**WORKING DATA:**
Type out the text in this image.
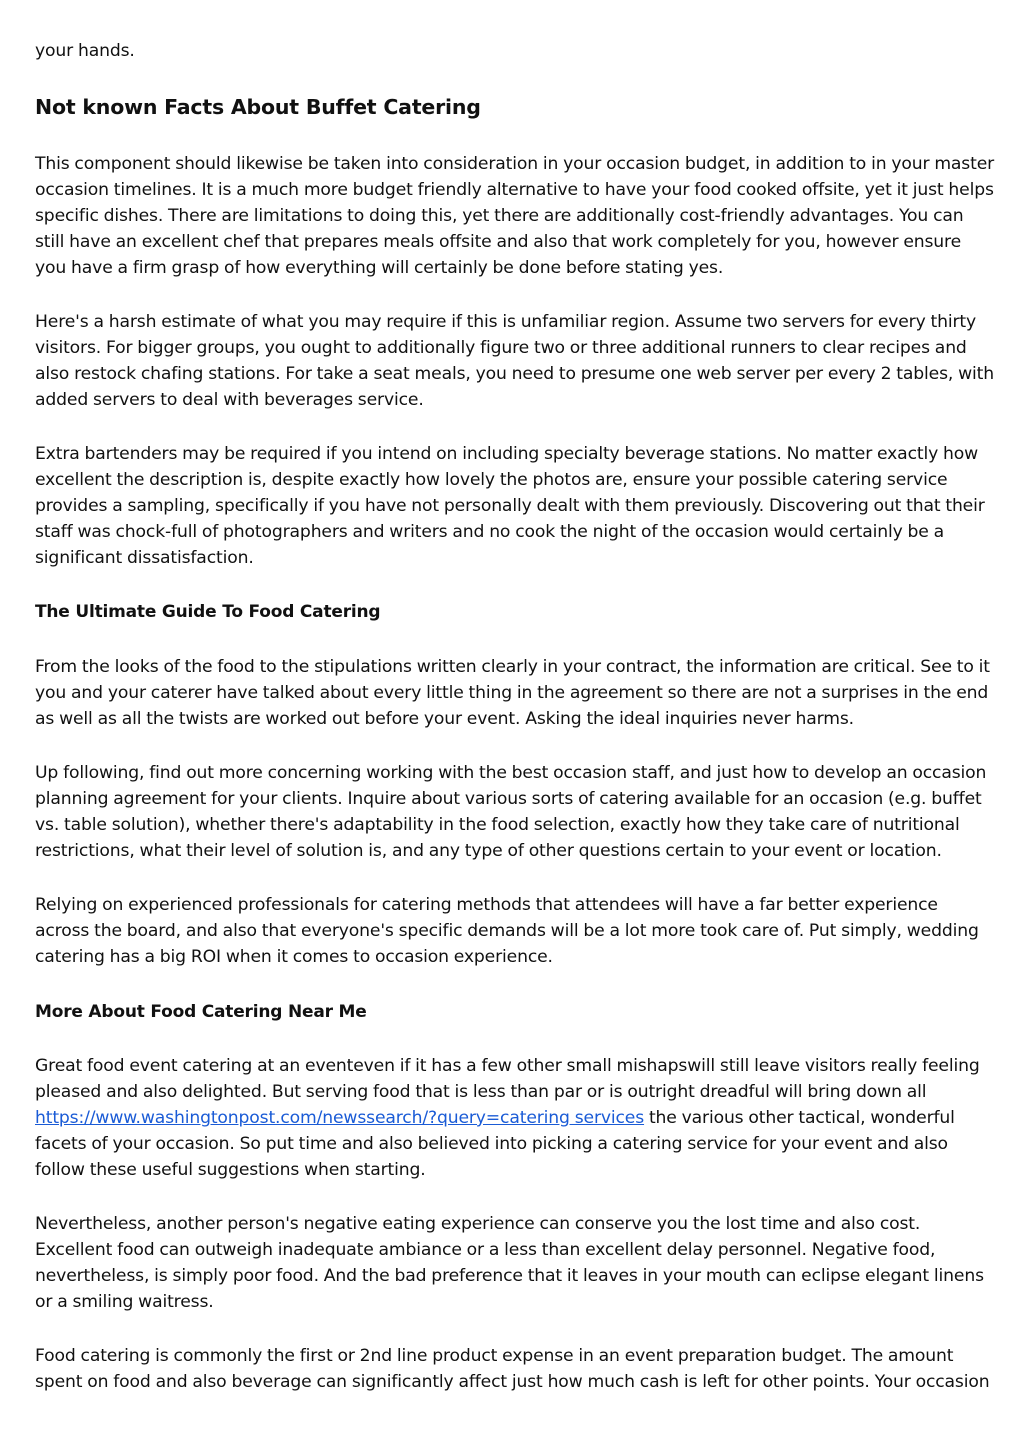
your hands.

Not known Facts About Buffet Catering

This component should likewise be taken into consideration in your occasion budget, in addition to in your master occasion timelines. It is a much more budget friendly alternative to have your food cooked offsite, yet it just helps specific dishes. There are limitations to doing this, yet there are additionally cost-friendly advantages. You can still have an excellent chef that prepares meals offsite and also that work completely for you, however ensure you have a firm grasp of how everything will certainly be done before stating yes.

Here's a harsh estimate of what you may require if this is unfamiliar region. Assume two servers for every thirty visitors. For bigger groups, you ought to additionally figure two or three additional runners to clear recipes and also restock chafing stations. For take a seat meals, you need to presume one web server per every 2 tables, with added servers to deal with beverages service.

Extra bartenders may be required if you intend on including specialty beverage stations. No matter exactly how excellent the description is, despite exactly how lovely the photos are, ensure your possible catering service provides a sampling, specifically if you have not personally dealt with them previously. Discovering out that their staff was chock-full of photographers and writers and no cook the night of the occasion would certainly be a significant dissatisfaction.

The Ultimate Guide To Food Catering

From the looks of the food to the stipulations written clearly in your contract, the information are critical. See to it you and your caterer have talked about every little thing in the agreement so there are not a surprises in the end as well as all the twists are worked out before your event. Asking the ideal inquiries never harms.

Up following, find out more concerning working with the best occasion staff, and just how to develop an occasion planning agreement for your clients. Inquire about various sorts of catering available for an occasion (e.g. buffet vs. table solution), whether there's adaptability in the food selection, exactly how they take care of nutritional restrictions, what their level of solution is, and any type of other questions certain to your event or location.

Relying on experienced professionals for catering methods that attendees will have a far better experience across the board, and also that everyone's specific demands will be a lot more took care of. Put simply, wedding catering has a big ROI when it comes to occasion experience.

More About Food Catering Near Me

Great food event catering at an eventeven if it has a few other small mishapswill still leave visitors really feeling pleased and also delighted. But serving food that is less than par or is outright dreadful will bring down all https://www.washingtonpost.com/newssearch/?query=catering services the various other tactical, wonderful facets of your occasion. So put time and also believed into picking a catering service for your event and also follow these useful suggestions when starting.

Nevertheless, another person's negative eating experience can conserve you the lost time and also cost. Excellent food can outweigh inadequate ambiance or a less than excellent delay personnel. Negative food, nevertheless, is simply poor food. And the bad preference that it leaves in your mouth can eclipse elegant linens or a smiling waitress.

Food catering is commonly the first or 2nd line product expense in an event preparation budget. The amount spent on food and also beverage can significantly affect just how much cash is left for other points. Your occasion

==

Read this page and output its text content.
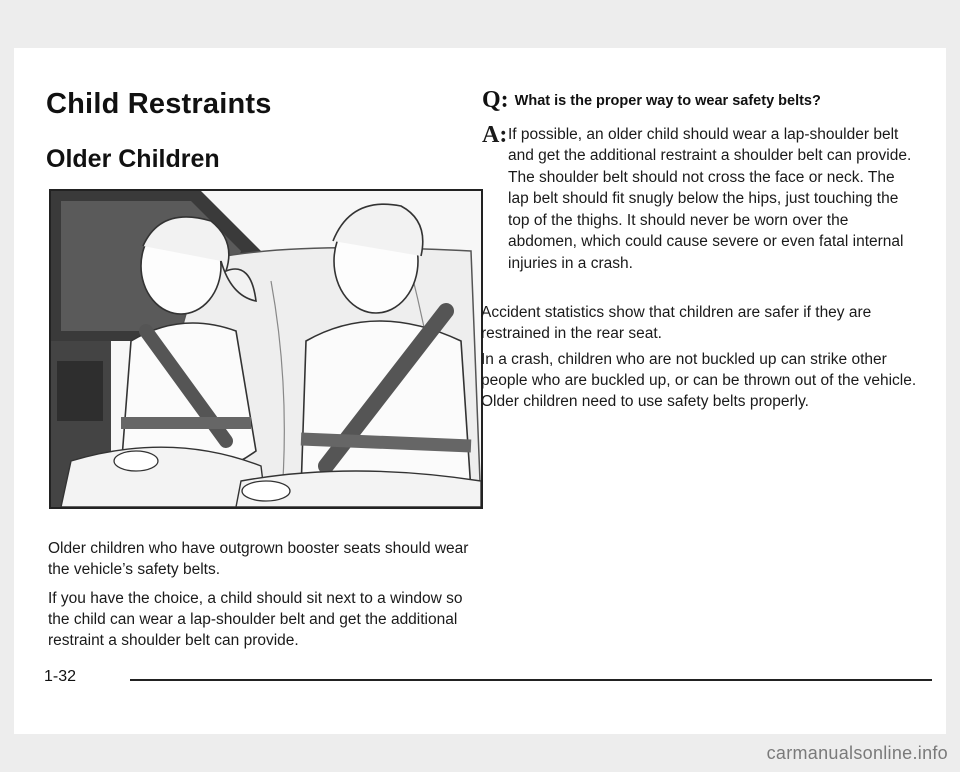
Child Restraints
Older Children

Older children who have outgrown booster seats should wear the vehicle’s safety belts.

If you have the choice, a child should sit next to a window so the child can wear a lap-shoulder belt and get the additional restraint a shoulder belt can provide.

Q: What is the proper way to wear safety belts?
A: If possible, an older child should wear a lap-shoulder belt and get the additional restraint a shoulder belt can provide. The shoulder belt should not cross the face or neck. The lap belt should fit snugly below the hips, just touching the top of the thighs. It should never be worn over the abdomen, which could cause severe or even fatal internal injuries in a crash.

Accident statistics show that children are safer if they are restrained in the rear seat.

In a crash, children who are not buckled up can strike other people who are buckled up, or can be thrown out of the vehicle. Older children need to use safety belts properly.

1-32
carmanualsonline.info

**SET PROBLEM:** Copy every line above that holds the word "need".

**COMPLETE OUTPUT:**
Here's a harsh estimate of what you may require if this is unfamiliar region. Assume two servers for every thirty visitors. For bigger groups, you ought to additionally figure two or three additional runners to clear recipes and also restock chafing stations. For take a seat meals, you need to presume one web server per every 2 tables, with added servers to deal with beverages service.
In a crash, children who are not buckled up can strike other people who are buckled up, or can be thrown out of the vehicle. Older children need to use safety belts properly.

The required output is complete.